What you are asked to do: Extract, word for word, each line from the line holding "Give me the JSON data" through the end of the records. Omit every picture.
↓
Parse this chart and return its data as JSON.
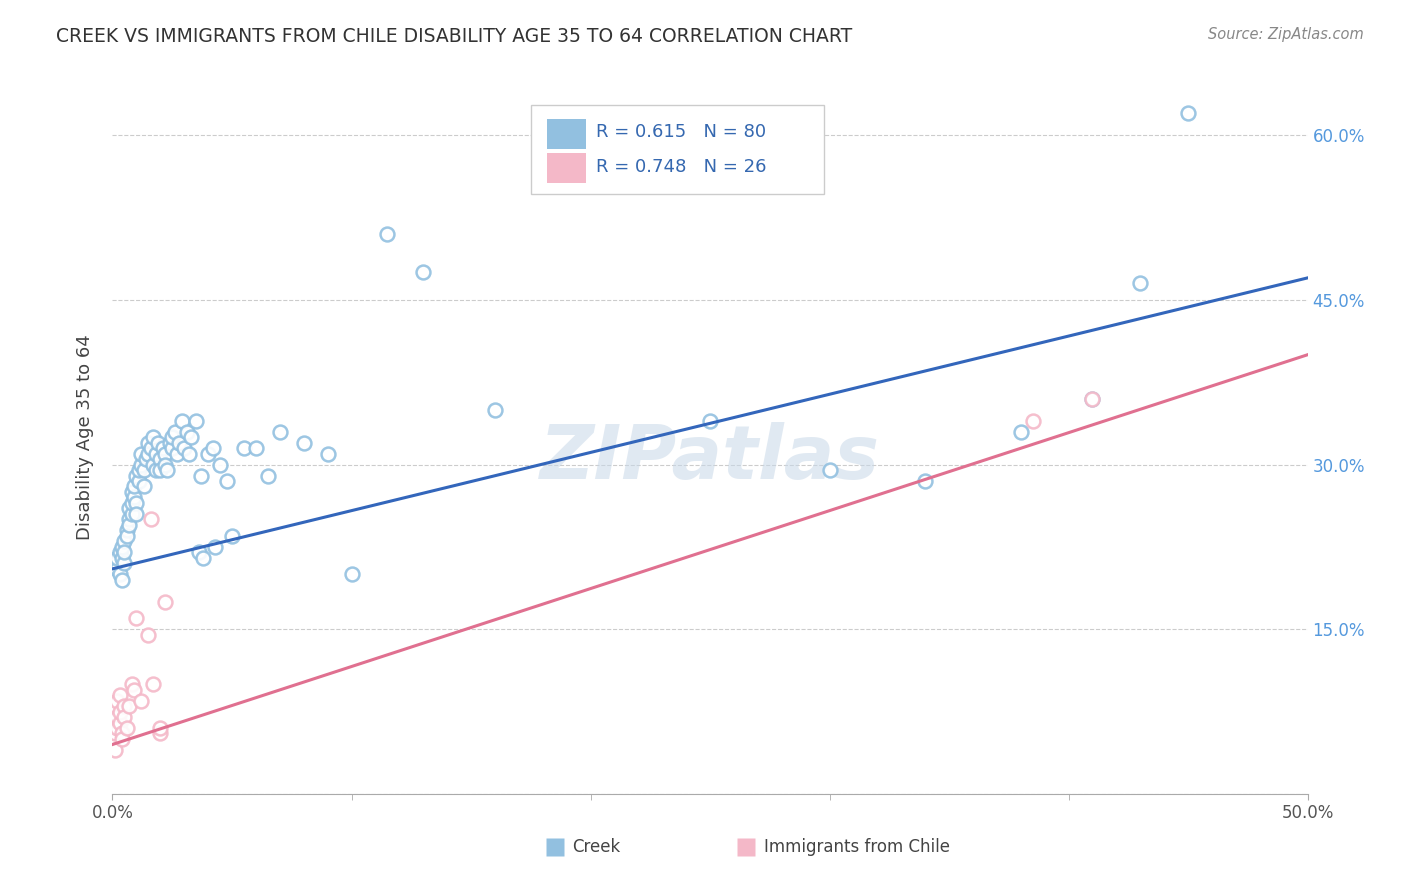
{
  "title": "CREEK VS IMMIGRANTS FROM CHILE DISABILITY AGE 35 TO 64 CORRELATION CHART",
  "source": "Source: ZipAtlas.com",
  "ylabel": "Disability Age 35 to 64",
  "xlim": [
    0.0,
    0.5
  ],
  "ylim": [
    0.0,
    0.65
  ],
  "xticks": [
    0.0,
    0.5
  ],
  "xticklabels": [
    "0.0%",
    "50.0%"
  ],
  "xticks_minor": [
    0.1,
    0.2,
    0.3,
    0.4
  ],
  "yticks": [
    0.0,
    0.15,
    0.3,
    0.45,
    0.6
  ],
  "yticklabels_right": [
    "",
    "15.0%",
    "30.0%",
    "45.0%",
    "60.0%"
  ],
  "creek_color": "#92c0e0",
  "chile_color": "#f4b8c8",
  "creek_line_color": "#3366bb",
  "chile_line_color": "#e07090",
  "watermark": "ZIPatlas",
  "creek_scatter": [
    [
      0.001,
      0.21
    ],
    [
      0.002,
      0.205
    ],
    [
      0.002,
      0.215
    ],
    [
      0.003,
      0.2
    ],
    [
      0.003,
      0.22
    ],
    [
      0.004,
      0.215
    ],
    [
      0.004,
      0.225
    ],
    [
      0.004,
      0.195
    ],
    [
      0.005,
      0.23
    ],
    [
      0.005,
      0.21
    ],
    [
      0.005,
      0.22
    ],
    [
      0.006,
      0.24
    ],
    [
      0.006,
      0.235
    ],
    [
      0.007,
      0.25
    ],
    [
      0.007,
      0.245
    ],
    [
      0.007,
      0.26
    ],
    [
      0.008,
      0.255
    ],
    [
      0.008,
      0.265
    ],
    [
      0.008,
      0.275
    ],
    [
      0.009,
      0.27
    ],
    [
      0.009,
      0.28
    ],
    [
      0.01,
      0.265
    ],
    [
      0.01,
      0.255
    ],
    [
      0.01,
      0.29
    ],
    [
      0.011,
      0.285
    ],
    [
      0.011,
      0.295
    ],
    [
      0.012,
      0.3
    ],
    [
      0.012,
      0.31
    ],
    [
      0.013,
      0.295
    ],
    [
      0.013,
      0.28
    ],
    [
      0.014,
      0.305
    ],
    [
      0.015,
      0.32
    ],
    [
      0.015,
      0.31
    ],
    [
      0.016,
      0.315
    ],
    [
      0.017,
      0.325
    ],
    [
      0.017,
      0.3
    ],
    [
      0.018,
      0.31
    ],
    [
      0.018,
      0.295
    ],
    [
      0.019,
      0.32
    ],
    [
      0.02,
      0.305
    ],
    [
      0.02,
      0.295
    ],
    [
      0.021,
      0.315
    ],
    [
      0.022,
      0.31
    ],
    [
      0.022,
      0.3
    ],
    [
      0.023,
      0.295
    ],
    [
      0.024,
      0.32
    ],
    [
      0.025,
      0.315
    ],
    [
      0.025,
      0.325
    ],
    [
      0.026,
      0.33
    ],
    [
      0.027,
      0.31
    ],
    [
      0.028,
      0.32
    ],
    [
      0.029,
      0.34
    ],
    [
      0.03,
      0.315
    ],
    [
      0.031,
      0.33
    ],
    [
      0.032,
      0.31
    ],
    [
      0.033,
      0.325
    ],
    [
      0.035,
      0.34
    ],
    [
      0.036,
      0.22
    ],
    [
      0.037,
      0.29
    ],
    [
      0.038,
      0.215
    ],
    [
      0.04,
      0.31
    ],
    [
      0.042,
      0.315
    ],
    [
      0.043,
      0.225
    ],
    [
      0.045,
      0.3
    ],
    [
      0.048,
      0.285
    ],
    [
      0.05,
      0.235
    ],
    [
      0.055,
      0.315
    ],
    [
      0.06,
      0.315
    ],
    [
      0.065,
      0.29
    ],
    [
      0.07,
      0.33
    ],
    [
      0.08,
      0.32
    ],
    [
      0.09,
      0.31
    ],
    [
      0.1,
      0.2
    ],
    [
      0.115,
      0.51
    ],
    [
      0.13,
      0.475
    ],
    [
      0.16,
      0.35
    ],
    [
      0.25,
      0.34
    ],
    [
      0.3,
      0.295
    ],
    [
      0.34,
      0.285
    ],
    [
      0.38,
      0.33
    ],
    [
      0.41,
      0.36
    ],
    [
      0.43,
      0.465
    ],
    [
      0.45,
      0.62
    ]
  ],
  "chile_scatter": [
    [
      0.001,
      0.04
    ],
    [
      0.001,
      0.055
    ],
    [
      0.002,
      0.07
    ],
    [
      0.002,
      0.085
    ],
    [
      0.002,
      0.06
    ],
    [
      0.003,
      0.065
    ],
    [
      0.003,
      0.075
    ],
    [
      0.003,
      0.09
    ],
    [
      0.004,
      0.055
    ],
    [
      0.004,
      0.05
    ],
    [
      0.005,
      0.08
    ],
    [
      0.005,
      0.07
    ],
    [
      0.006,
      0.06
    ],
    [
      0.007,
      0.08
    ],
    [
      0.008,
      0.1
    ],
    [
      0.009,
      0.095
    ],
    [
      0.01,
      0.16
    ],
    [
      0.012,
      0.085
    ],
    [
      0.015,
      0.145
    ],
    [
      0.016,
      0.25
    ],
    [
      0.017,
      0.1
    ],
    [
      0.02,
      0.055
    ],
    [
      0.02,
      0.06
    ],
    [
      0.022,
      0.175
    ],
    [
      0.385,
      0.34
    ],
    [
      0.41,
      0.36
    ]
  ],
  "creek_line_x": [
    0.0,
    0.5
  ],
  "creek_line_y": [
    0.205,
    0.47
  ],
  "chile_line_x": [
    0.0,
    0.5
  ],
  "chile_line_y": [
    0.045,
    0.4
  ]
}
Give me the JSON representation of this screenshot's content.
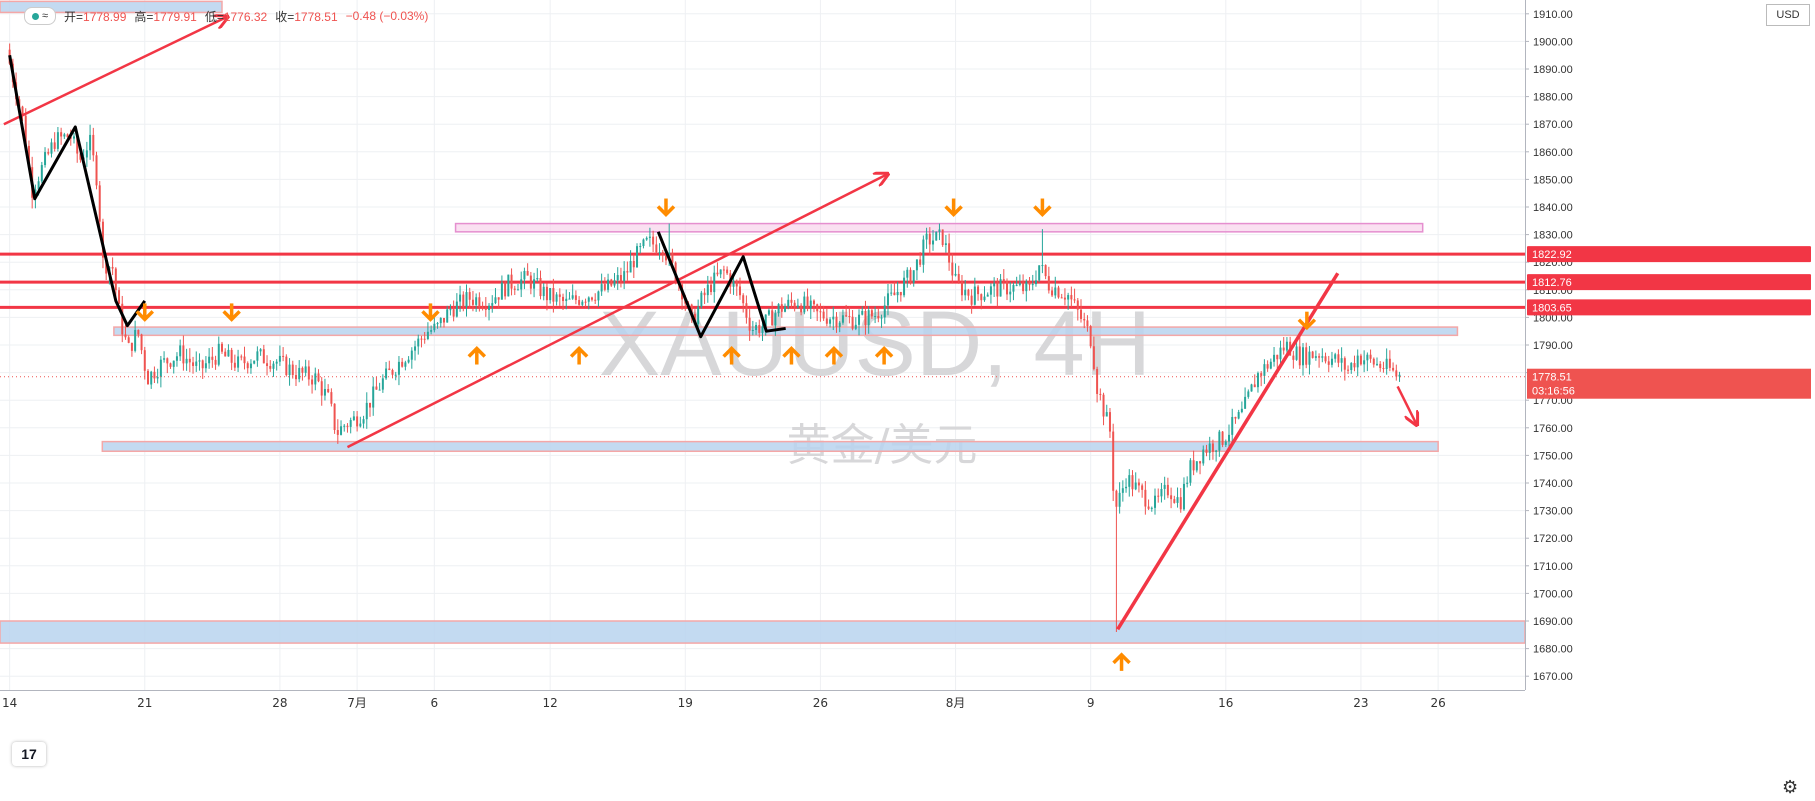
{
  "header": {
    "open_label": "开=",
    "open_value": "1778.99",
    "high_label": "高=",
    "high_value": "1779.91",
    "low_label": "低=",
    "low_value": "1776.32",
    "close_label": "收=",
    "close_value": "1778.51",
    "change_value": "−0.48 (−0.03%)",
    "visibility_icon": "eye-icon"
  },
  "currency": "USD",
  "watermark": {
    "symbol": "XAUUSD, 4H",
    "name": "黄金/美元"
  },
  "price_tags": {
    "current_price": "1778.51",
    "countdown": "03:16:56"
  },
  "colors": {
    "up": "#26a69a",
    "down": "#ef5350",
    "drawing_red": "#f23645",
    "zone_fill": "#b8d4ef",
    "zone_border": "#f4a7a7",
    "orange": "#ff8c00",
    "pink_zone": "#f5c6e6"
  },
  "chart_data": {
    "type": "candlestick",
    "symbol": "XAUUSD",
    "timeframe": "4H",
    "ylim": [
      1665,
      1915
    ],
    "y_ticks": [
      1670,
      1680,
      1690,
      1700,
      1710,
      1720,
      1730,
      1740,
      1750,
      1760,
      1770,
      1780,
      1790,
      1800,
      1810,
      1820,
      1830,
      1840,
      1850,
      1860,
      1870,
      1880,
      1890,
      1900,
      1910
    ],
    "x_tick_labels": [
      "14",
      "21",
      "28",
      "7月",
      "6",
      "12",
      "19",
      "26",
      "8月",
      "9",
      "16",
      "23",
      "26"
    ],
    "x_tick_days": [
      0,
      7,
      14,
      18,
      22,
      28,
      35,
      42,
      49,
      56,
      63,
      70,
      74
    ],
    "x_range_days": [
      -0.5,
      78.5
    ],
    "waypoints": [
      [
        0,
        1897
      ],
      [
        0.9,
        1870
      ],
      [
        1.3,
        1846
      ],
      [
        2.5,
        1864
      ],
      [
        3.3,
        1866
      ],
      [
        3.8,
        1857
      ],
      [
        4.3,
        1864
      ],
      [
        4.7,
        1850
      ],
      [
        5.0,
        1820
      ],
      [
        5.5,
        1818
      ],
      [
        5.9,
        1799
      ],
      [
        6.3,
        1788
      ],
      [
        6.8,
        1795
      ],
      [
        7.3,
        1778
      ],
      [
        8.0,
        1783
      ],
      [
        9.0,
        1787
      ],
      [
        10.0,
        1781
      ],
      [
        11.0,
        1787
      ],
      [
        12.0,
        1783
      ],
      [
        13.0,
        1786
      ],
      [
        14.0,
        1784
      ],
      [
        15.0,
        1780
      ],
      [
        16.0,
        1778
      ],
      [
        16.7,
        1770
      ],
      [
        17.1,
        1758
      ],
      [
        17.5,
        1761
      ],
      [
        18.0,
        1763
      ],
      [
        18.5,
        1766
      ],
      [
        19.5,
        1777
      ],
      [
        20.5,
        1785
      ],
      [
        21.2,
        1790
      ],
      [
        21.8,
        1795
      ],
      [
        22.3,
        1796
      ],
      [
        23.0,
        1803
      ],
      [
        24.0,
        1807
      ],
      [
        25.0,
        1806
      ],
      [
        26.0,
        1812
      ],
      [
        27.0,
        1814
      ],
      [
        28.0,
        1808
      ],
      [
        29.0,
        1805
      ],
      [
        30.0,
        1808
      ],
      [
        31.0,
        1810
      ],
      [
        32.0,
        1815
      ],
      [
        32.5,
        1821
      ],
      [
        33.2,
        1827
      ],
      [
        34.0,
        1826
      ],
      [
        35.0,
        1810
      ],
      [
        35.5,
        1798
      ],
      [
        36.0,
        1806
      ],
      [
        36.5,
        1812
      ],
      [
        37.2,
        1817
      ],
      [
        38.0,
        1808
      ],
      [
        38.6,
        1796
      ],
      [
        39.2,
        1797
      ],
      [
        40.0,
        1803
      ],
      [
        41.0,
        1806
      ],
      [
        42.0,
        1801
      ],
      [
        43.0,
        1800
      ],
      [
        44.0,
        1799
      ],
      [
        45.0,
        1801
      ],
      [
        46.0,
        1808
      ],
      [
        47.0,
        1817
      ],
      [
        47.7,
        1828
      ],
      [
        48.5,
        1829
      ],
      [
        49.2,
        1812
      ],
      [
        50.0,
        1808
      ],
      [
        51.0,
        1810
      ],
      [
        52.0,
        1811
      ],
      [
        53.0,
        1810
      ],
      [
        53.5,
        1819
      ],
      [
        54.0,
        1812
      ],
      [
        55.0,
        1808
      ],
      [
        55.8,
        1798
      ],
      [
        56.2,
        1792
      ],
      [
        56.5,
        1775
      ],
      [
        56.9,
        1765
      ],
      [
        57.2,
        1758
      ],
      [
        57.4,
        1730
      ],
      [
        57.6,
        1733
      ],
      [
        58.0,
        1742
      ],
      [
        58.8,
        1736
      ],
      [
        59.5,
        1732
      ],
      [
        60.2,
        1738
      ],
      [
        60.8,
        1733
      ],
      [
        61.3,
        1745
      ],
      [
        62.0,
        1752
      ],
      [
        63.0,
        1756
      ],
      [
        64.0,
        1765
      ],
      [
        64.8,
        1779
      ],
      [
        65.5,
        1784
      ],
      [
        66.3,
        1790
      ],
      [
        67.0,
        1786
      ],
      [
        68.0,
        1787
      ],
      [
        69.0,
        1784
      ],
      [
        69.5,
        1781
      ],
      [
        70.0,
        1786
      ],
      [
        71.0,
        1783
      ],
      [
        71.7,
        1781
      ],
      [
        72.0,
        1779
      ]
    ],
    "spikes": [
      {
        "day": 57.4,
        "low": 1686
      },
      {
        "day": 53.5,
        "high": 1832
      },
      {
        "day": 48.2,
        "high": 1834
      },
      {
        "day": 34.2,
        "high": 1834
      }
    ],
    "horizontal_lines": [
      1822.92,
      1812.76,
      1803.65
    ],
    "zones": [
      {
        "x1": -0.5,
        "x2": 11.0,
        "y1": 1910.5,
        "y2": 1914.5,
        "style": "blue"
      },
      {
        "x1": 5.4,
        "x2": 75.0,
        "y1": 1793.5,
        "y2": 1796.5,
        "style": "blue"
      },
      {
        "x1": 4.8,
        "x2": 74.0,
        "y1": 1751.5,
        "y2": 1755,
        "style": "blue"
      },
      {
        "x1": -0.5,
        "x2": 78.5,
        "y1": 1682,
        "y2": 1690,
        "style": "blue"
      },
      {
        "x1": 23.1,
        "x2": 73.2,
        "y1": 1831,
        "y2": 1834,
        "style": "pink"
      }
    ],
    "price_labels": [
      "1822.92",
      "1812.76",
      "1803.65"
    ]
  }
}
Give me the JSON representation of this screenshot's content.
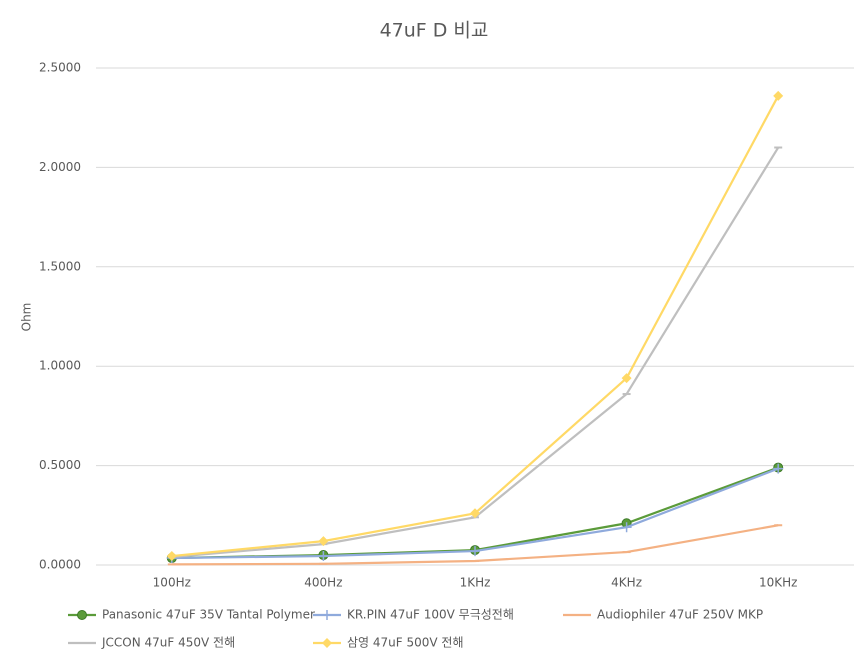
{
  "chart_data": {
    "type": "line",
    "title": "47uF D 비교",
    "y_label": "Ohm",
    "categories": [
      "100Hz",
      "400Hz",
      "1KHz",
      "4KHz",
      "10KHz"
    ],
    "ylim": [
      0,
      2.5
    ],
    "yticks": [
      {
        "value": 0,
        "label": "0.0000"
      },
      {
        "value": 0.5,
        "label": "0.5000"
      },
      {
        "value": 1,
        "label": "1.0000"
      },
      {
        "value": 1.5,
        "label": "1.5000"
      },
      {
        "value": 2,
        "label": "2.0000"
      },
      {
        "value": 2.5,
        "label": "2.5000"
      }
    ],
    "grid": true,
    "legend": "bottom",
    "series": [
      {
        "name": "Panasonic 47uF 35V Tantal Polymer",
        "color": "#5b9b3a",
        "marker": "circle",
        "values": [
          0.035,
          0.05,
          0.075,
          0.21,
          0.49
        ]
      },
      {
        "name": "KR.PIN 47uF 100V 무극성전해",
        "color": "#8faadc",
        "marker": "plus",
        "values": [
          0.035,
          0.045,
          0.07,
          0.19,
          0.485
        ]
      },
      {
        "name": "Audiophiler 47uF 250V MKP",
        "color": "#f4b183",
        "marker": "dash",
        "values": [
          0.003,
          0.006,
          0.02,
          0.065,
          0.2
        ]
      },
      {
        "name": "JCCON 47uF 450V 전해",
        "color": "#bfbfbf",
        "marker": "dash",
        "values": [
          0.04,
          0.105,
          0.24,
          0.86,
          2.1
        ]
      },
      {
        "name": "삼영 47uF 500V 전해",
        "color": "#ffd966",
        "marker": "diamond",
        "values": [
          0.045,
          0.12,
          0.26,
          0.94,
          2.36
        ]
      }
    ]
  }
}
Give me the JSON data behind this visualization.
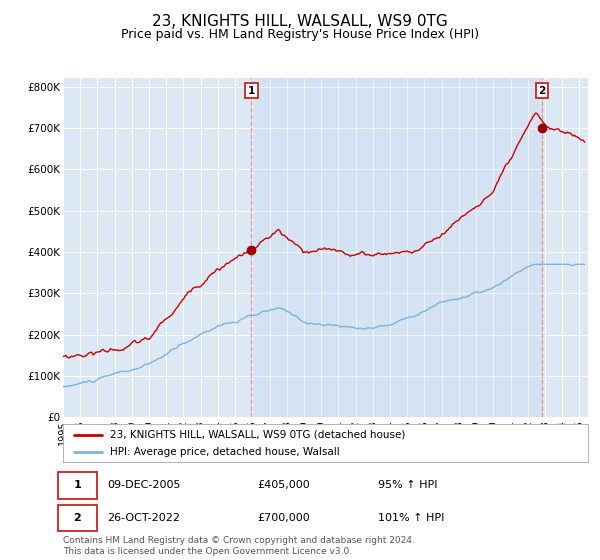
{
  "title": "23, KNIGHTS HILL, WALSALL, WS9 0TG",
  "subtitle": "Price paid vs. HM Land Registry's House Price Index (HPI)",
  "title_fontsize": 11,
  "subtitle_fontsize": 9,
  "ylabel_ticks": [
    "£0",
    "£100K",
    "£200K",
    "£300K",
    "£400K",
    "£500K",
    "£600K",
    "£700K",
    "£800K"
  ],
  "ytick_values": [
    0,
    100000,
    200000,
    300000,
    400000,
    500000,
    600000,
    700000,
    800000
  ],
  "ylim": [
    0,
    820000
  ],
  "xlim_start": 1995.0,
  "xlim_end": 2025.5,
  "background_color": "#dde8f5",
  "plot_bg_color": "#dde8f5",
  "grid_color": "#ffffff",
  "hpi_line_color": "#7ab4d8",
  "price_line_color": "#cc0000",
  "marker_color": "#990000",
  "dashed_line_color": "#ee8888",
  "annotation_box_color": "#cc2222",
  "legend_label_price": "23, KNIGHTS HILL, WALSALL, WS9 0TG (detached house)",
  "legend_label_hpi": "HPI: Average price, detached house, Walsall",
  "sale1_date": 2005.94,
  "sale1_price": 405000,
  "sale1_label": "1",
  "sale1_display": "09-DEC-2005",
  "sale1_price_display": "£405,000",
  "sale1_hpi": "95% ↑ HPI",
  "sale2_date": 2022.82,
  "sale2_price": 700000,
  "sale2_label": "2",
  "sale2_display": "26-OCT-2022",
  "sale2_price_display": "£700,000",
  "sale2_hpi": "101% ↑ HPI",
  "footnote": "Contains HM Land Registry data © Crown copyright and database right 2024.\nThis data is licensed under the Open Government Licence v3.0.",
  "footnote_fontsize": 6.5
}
↑
Exercise result:
Give me the JSON data behind this visualization.
{
  "title": "23, KNIGHTS HILL, WALSALL, WS9 0TG",
  "subtitle": "Price paid vs. HM Land Registry's House Price Index (HPI)",
  "title_fontsize": 11,
  "subtitle_fontsize": 9,
  "ylabel_ticks": [
    "£0",
    "£100K",
    "£200K",
    "£300K",
    "£400K",
    "£500K",
    "£600K",
    "£700K",
    "£800K"
  ],
  "ytick_values": [
    0,
    100000,
    200000,
    300000,
    400000,
    500000,
    600000,
    700000,
    800000
  ],
  "ylim": [
    0,
    820000
  ],
  "xlim_start": 1995.0,
  "xlim_end": 2025.5,
  "background_color": "#dde8f5",
  "plot_bg_color": "#dde8f5",
  "grid_color": "#ffffff",
  "hpi_line_color": "#7ab4d8",
  "price_line_color": "#cc0000",
  "marker_color": "#990000",
  "dashed_line_color": "#ee8888",
  "annotation_box_color": "#cc2222",
  "legend_label_price": "23, KNIGHTS HILL, WALSALL, WS9 0TG (detached house)",
  "legend_label_hpi": "HPI: Average price, detached house, Walsall",
  "sale1_date": 2005.94,
  "sale1_price": 405000,
  "sale1_label": "1",
  "sale1_display": "09-DEC-2005",
  "sale1_price_display": "£405,000",
  "sale1_hpi": "95% ↑ HPI",
  "sale2_date": 2022.82,
  "sale2_price": 700000,
  "sale2_label": "2",
  "sale2_display": "26-OCT-2022",
  "sale2_price_display": "£700,000",
  "sale2_hpi": "101% ↑ HPI",
  "footnote": "Contains HM Land Registry data © Crown copyright and database right 2024.\nThis data is licensed under the Open Government Licence v3.0.",
  "footnote_fontsize": 6.5
}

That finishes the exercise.